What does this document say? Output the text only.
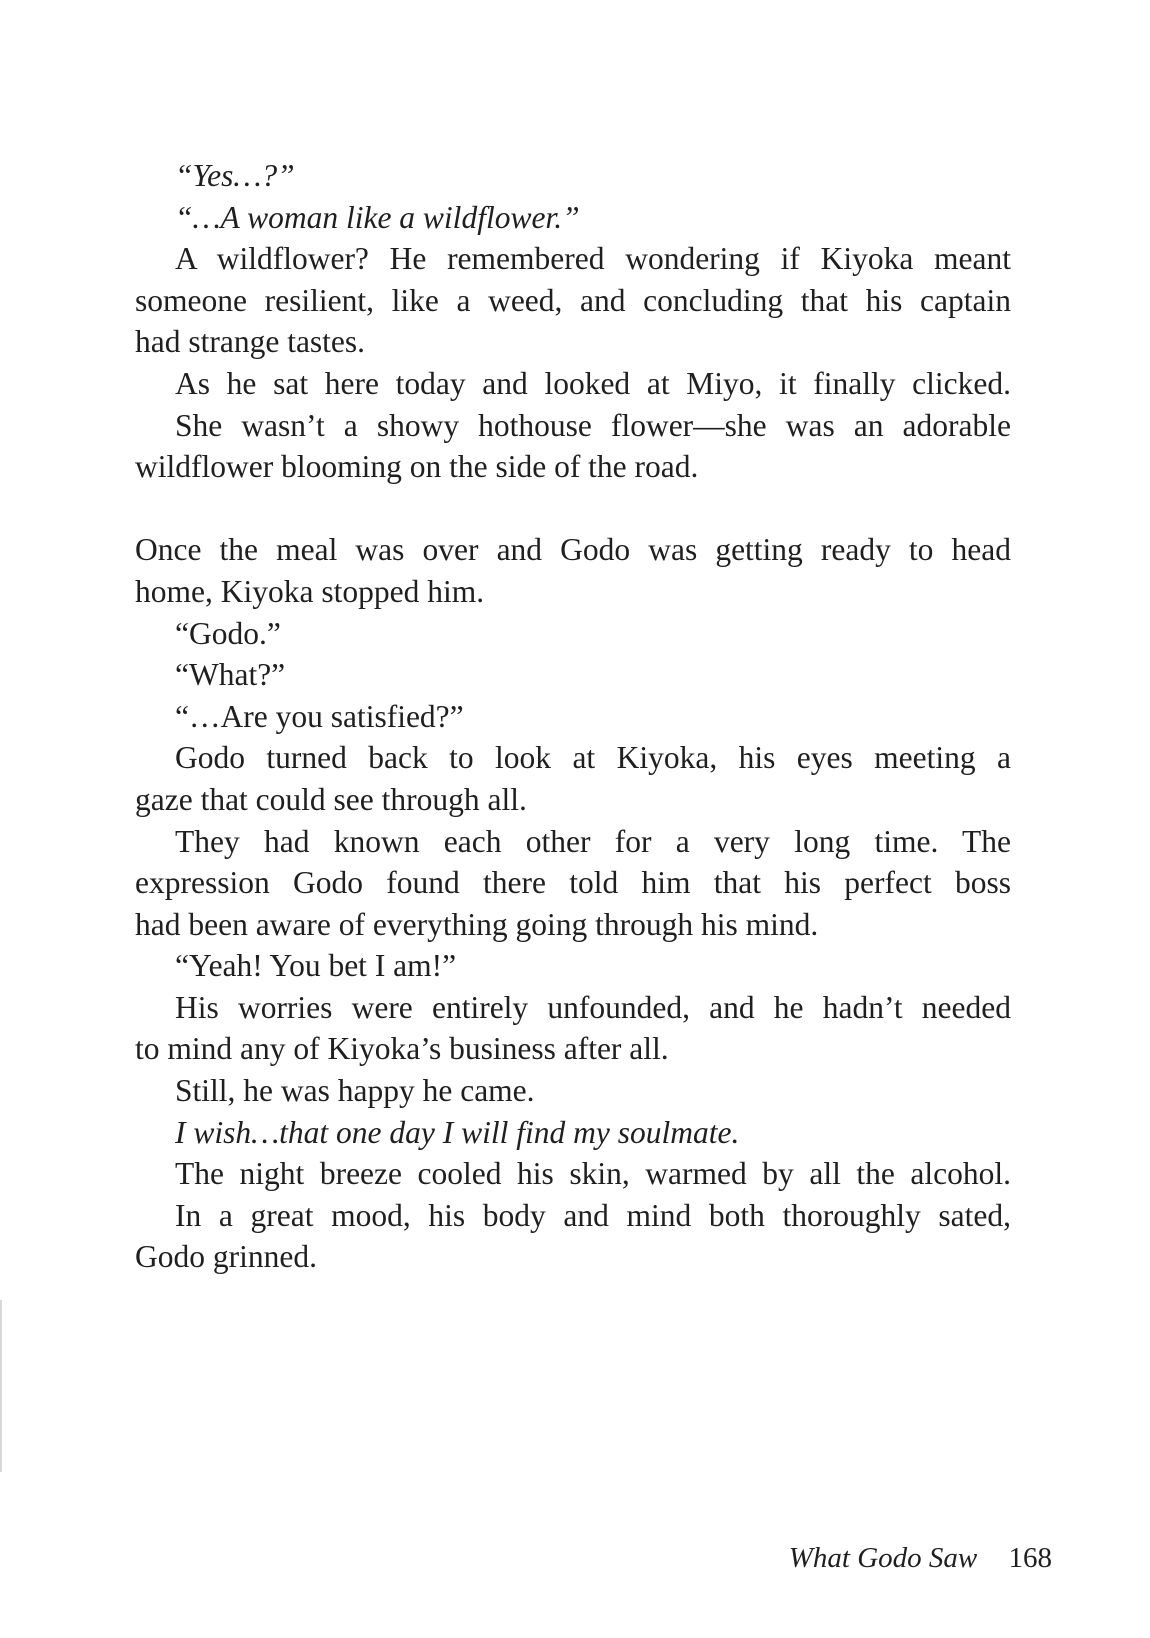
“Yes…?”
“…A woman like a wildflower.”
A wildflower? He remembered wondering if Kiyoka meant
someone resilient, like a weed, and concluding that his captain
had strange tastes.
As he sat here today and looked at Miyo, it finally clicked.
She wasn’t a showy hothouse flower—she was an adorable
wildflower blooming on the side of the road.
Once the meal was over and Godo was getting ready to head
home, Kiyoka stopped him.
“Godo.”
“What?”
“…Are you satisfied?”
Godo turned back to look at Kiyoka, his eyes meeting a
gaze that could see through all.
They had known each other for a very long time. The
expression Godo found there told him that his perfect boss
had been aware of everything going through his mind.
“Yeah! You bet I am!”
His worries were entirely unfounded, and he hadn’t needed
to mind any of Kiyoka’s business after all.
Still, he was happy he came.
I wish…that one day I will find my soulmate.
The night breeze cooled his skin, warmed by all the alcohol.
In a great mood, his body and mind both thoroughly sated,
Godo grinned.
What Godo Saw 168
════════
_Written problem_: Omit every picture, then reproduce the rest of the listing exactly.

_Full response_:
What does this document say? Output the text only.
“Yes…?”
“…A woman like a wildflower.”
A wildflower? He remembered wondering if Kiyoka meant
someone resilient, like a weed, and concluding that his captain
had strange tastes.
As he sat here today and looked at Miyo, it finally clicked.
She wasn’t a showy hothouse flower—she was an adorable
wildflower blooming on the side of the road.
Once the meal was over and Godo was getting ready to head
home, Kiyoka stopped him.
“Godo.”
“What?”
“…Are you satisfied?”
Godo turned back to look at Kiyoka, his eyes meeting a
gaze that could see through all.
They had known each other for a very long time. The
expression Godo found there told him that his perfect boss
had been aware of everything going through his mind.
“Yeah! You bet I am!”
His worries were entirely unfounded, and he hadn’t needed
to mind any of Kiyoka’s business after all.
Still, he was happy he came.
I wish…that one day I will find my soulmate.
The night breeze cooled his skin, warmed by all the alcohol.
In a great mood, his body and mind both thoroughly sated,
Godo grinned.
What Godo Saw 168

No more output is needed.